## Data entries

[Start of section]

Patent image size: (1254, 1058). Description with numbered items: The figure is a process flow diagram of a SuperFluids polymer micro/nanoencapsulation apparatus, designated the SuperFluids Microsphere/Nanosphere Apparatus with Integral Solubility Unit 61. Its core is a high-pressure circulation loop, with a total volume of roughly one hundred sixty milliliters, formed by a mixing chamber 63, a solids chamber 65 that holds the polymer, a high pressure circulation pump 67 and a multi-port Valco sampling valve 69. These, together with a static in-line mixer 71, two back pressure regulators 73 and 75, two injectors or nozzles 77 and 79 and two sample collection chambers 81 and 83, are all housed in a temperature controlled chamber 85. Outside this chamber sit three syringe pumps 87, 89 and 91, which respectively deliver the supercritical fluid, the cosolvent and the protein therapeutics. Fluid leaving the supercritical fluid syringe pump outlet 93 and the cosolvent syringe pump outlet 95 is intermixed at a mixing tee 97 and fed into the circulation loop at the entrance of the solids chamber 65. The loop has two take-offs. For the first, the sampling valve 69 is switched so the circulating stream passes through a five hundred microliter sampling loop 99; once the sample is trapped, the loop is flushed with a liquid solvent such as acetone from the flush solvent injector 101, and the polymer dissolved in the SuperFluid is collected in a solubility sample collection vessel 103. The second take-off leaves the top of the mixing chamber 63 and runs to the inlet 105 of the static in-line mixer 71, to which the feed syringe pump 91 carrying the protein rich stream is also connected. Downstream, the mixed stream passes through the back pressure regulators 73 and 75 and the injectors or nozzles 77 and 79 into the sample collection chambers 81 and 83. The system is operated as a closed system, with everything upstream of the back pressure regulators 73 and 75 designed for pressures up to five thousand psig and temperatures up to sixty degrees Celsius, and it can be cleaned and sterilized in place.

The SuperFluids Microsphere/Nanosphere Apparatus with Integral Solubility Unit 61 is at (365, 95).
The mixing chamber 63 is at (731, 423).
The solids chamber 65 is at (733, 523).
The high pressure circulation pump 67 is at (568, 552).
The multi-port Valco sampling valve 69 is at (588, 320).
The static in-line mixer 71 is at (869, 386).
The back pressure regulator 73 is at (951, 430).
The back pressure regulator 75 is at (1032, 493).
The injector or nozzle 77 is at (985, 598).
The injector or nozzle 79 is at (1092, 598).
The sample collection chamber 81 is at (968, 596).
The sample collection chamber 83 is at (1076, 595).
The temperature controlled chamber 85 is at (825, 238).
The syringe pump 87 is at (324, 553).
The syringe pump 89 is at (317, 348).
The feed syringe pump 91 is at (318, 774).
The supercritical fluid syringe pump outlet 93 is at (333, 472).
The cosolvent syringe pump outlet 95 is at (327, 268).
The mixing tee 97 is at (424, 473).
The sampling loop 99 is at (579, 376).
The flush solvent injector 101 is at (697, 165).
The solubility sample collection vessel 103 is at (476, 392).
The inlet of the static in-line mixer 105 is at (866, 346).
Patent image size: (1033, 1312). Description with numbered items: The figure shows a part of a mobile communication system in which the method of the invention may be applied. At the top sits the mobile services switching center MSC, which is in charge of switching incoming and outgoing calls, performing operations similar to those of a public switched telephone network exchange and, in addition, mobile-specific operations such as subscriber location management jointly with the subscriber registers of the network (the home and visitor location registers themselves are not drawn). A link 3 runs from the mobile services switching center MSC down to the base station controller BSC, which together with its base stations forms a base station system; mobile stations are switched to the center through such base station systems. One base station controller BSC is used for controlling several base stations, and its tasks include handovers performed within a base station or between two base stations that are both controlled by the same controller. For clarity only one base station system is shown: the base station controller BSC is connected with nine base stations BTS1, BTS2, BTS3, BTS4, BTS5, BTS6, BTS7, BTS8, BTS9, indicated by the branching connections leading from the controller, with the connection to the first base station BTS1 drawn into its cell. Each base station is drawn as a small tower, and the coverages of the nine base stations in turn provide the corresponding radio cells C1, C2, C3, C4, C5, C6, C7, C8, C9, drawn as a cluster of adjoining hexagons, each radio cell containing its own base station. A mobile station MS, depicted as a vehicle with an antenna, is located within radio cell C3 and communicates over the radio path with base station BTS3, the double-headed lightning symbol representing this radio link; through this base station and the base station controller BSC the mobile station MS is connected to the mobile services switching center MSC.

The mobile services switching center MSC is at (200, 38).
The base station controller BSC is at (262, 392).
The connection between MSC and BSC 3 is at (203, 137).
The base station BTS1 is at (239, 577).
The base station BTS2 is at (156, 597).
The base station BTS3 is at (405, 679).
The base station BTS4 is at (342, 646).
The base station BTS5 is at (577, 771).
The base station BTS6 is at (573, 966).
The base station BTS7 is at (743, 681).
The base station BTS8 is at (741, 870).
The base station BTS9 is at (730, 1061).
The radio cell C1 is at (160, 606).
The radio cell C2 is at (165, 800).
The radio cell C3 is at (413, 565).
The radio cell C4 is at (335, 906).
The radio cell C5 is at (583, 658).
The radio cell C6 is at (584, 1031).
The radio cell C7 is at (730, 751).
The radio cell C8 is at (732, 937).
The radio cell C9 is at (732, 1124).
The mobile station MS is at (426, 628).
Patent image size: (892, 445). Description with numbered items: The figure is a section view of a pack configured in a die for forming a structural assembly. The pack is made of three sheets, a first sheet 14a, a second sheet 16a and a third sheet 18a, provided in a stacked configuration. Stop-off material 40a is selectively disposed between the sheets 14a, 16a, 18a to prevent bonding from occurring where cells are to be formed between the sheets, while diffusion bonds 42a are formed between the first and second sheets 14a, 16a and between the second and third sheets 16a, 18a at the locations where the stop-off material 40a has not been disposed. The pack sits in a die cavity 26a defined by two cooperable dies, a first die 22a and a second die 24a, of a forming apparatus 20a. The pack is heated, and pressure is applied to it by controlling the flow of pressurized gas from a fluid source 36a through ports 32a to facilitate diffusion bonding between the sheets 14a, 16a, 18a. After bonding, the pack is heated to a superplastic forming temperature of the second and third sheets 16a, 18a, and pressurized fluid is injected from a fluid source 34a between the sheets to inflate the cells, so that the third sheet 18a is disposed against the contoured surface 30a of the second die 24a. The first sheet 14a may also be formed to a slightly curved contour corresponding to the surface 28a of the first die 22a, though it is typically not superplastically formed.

[End of section]

The whole of the data must be given again, exactly as shown.

Patent image size: (1254, 1058). Description with numbered items: The figure is a process flow diagram of a SuperFluids polymer micro/nanoencapsulation apparatus, designated the SuperFluids Microsphere/Nanosphere Apparatus with Integral Solubility Unit 61. Its core is a high-pressure circulation loop, with a total volume of roughly one hundred sixty milliliters, formed by a mixing chamber 63, a solids chamber 65 that holds the polymer, a high pressure circulation pump 67 and a multi-port Valco sampling valve 69. These, together with a static in-line mixer 71, two back pressure regulators 73 and 75, two injectors or nozzles 77 and 79 and two sample collection chambers 81 and 83, are all housed in a temperature controlled chamber 85. Outside this chamber sit three syringe pumps 87, 89 and 91, which respectively deliver the supercritical fluid, the cosolvent and the protein therapeutics. Fluid leaving the supercritical fluid syringe pump outlet 93 and the cosolvent syringe pump outlet 95 is intermixed at a mixing tee 97 and fed into the circulation loop at the entrance of the solids chamber 65. The loop has two take-offs. For the first, the sampling valve 69 is switched so the circulating stream passes through a five hundred microliter sampling loop 99; once the sample is trapped, the loop is flushed with a liquid solvent such as acetone from the flush solvent injector 101, and the polymer dissolved in the SuperFluid is collected in a solubility sample collection vessel 103. The second take-off leaves the top of the mixing chamber 63 and runs to the inlet 105 of the static in-line mixer 71, to which the feed syringe pump 91 carrying the protein rich stream is also connected. Downstream, the mixed stream passes through the back pressure regulators 73 and 75 and the injectors or nozzles 77 and 79 into the sample collection chambers 81 and 83. The system is operated as a closed system, with everything upstream of the back pressure regulators 73 and 75 designed for pressures up to five thousand psig and temperatures up to sixty degrees Celsius, and it can be cleaned and sterilized in place.

The SuperFluids Microsphere/Nanosphere Apparatus with Integral Solubility Unit 61 is at (365, 95).
The mixing chamber 63 is at (731, 423).
The solids chamber 65 is at (733, 523).
The high pressure circulation pump 67 is at (568, 552).
The multi-port Valco sampling valve 69 is at (588, 320).
The static in-line mixer 71 is at (869, 386).
The back pressure regulator 73 is at (951, 430).
The back pressure regulator 75 is at (1032, 493).
The injector or nozzle 77 is at (985, 598).
The injector or nozzle 79 is at (1092, 598).
The sample collection chamber 81 is at (968, 596).
The sample collection chamber 83 is at (1076, 595).
The temperature controlled chamber 85 is at (825, 238).
The syringe pump 87 is at (324, 553).
The syringe pump 89 is at (317, 348).
The feed syringe pump 91 is at (318, 774).
The supercritical fluid syringe pump outlet 93 is at (333, 472).
The cosolvent syringe pump outlet 95 is at (327, 268).
The mixing tee 97 is at (424, 473).
The sampling loop 99 is at (579, 376).
The flush solvent injector 101 is at (697, 165).
The solubility sample collection vessel 103 is at (476, 392).
The inlet of the static in-line mixer 105 is at (866, 346).
Patent image size: (1033, 1312). Description with numbered items: The figure shows a part of a mobile communication system in which the method of the invention may be applied. At the top sits the mobile services switching center MSC, which is in charge of switching incoming and outgoing calls, performing operations similar to those of a public switched telephone network exchange and, in addition, mobile-specific operations such as subscriber location management jointly with the subscriber registers of the network (the home and visitor location registers themselves are not drawn). A link 3 runs from the mobile services switching center MSC down to the base station controller BSC, which together with its base stations forms a base station system; mobile stations are switched to the center through such base station systems. One base station controller BSC is used for controlling several base stations, and its tasks include handovers performed within a base station or between two base stations that are both controlled by the same controller. For clarity only one base station system is shown: the base station controller BSC is connected with nine base stations BTS1, BTS2, BTS3, BTS4, BTS5, BTS6, BTS7, BTS8, BTS9, indicated by the branching connections leading from the controller, with the connection to the first base station BTS1 drawn into its cell. Each base station is drawn as a small tower, and the coverages of the nine base stations in turn provide the corresponding radio cells C1, C2, C3, C4, C5, C6, C7, C8, C9, drawn as a cluster of adjoining hexagons, each radio cell containing its own base station. A mobile station MS, depicted as a vehicle with an antenna, is located within radio cell C3 and communicates over the radio path with base station BTS3, the double-headed lightning symbol representing this radio link; through this base station and the base station controller BSC the mobile station MS is connected to the mobile services switching center MSC.

The mobile services switching center MSC is at (200, 38).
The base station controller BSC is at (262, 392).
The connection between MSC and BSC 3 is at (203, 137).
The base station BTS1 is at (239, 577).
The base station BTS2 is at (156, 597).
The base station BTS3 is at (405, 679).
The base station BTS4 is at (342, 646).
The base station BTS5 is at (577, 771).
The base station BTS6 is at (573, 966).
The base station BTS7 is at (743, 681).
The base station BTS8 is at (741, 870).
The base station BTS9 is at (730, 1061).
The radio cell C1 is at (160, 606).
The radio cell C2 is at (165, 800).
The radio cell C3 is at (413, 565).
The radio cell C4 is at (335, 906).
The radio cell C5 is at (583, 658).
The radio cell C6 is at (584, 1031).
The radio cell C7 is at (730, 751).
The radio cell C8 is at (732, 937).
The radio cell C9 is at (732, 1124).
The mobile station MS is at (426, 628).
Patent image size: (892, 445). Description with numbered items: The figure is a section view of a pack configured in a die for forming a structural assembly. The pack is made of three sheets, a first sheet 14a, a second sheet 16a and a third sheet 18a, provided in a stacked configuration. Stop-off material 40a is selectively disposed between the sheets 14a, 16a, 18a to prevent bonding from occurring where cells are to be formed between the sheets, while diffusion bonds 42a are formed between the first and second sheets 14a, 16a and between the second and third sheets 16a, 18a at the locations where the stop-off material 40a has not been disposed. The pack sits in a die cavity 26a defined by two cooperable dies, a first die 22a and a second die 24a, of a forming apparatus 20a. The pack is heated, and pressure is applied to it by controlling the flow of pressurized gas from a fluid source 36a through ports 32a to facilitate diffusion bonding between the sheets 14a, 16a, 18a. After bonding, the pack is heated to a superplastic forming temperature of the second and third sheets 16a, 18a, and pressurized fluid is injected from a fluid source 34a between the sheets to inflate the cells, so that the third sheet 18a is disposed against the contoured surface 30a of the second die 24a. The first sheet 14a may also be formed to a slightly curved contour corresponding to the surface 28a of the first die 22a, though it is typically not superplastically formed.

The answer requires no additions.